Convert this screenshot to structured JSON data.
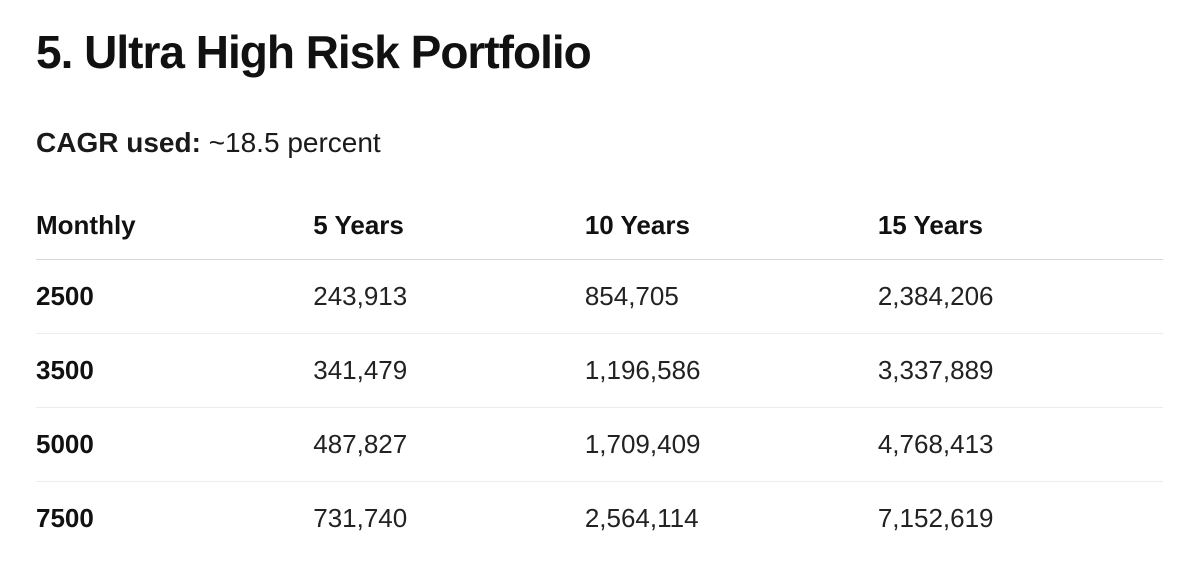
{
  "section": {
    "title": "5. Ultra High Risk Portfolio",
    "cagr_label": "CAGR used:",
    "cagr_value": "~18.5 percent"
  },
  "table": {
    "columns": [
      "Monthly",
      "5 Years",
      "10 Years",
      "15 Years"
    ],
    "rows": [
      [
        "2500",
        "243,913",
        "854,705",
        "2,384,206"
      ],
      [
        "3500",
        "341,479",
        "1,196,586",
        "3,337,889"
      ],
      [
        "5000",
        "487,827",
        "1,709,409",
        "4,768,413"
      ],
      [
        "7500",
        "731,740",
        "2,564,114",
        "7,152,619"
      ]
    ]
  },
  "colors": {
    "background": "#ffffff",
    "text": "#1a1a1a",
    "header_border": "#d8d8d8",
    "row_border": "#ececec"
  }
}
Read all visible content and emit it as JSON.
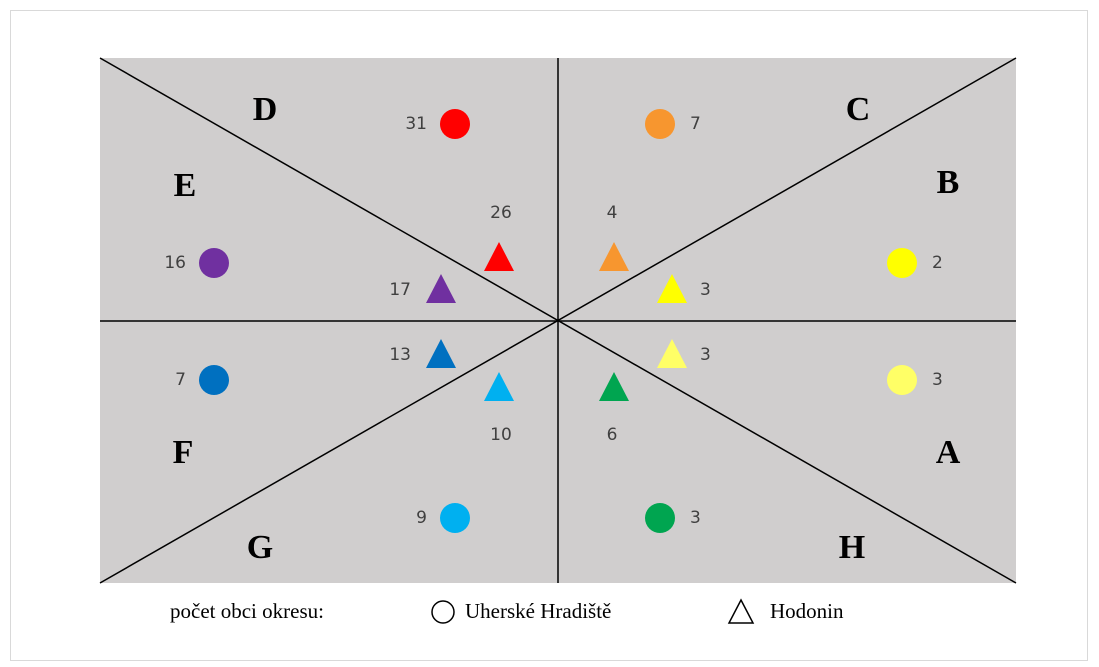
{
  "sectors": [
    "D",
    "C",
    "E",
    "B",
    "F",
    "A",
    "G",
    "H"
  ],
  "markers": [
    {
      "shape": "circle",
      "color": "#ff0000",
      "value": 31
    },
    {
      "shape": "circle",
      "color": "#f7962f",
      "value": 7
    },
    {
      "shape": "circle",
      "color": "#7030a0",
      "value": 16
    },
    {
      "shape": "circle",
      "color": "#ffff00",
      "value": 2
    },
    {
      "shape": "circle",
      "color": "#0070c0",
      "value": 7
    },
    {
      "shape": "circle",
      "color": "#ffff66",
      "value": 3
    },
    {
      "shape": "circle",
      "color": "#00b0f0",
      "value": 9
    },
    {
      "shape": "circle",
      "color": "#00a550",
      "value": 3
    },
    {
      "shape": "triangle",
      "color": "#ff0000",
      "value": 26
    },
    {
      "shape": "triangle",
      "color": "#f7962f",
      "value": 4
    },
    {
      "shape": "triangle",
      "color": "#7030a0",
      "value": 17
    },
    {
      "shape": "triangle",
      "color": "#ffff00",
      "value": 3
    },
    {
      "shape": "triangle",
      "color": "#0070c0",
      "value": 13
    },
    {
      "shape": "triangle",
      "color": "#ffff66",
      "value": 3
    },
    {
      "shape": "triangle",
      "color": "#00b0f0",
      "value": 10
    },
    {
      "shape": "triangle",
      "color": "#00a550",
      "value": 6
    }
  ],
  "legend": {
    "title": "počet obci okresu:",
    "circle": "Uherské Hradiště",
    "triangle": "Hodonin"
  }
}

----

_YOUR OBJECTIVE_
From the listing, extract all text exactly as given and drop any picture.

_SOLUTION_
Convert this screenshot to structured JSON data.
{
  "section": {
    "title": "5. Ultra High Risk Portfolio",
    "cagr_label": "CAGR used:",
    "cagr_value": "~18.5 percent"
  },
  "table": {
    "columns": [
      "Monthly",
      "5 Years",
      "10 Years",
      "15 Years"
    ],
    "rows": [
      [
        "2500",
        "243,913",
        "854,705",
        "2,384,206"
      ],
      [
        "3500",
        "341,479",
        "1,196,586",
        "3,337,889"
      ],
      [
        "5000",
        "487,827",
        "1,709,409",
        "4,768,413"
      ],
      [
        "7500",
        "731,740",
        "2,564,114",
        "7,152,619"
      ]
    ]
  },
  "colors": {
    "background": "#ffffff",
    "text": "#1a1a1a",
    "header_border": "#d8d8d8",
    "row_border": "#ececec"
  }
}
Read all visible content and emit it as JSON.
{
  "sectors": [
    "D",
    "C",
    "E",
    "B",
    "F",
    "A",
    "G",
    "H"
  ],
  "markers": [
    {
      "shape": "circle",
      "color": "#ff0000",
      "value": 31
    },
    {
      "shape": "circle",
      "color": "#f7962f",
      "value": 7
    },
    {
      "shape": "circle",
      "color": "#7030a0",
      "value": 16
    },
    {
      "shape": "circle",
      "color": "#ffff00",
      "value": 2
    },
    {
      "shape": "circle",
      "color": "#0070c0",
      "value": 7
    },
    {
      "shape": "circle",
      "color": "#ffff66",
      "value": 3
    },
    {
      "shape": "circle",
      "color": "#00b0f0",
      "value": 9
    },
    {
      "shape": "circle",
      "color": "#00a550",
      "value": 3
    },
    {
      "shape": "triangle",
      "color": "#ff0000",
      "value": 26
    },
    {
      "shape": "triangle",
      "color": "#f7962f",
      "value": 4
    },
    {
      "shape": "triangle",
      "color": "#7030a0",
      "value": 17
    },
    {
      "shape": "triangle",
      "color": "#ffff00",
      "value": 3
    },
    {
      "shape": "triangle",
      "color": "#0070c0",
      "value": 13
    },
    {
      "shape": "triangle",
      "color": "#ffff66",
      "value": 3
    },
    {
      "shape": "triangle",
      "color": "#00b0f0",
      "value": 10
    },
    {
      "shape": "triangle",
      "color": "#00a550",
      "value": 6
    }
  ],
  "legend": {
    "title": "počet obci okresu:",
    "circle": "Uherské Hradiště",
    "triangle": "Hodonin"
  }
}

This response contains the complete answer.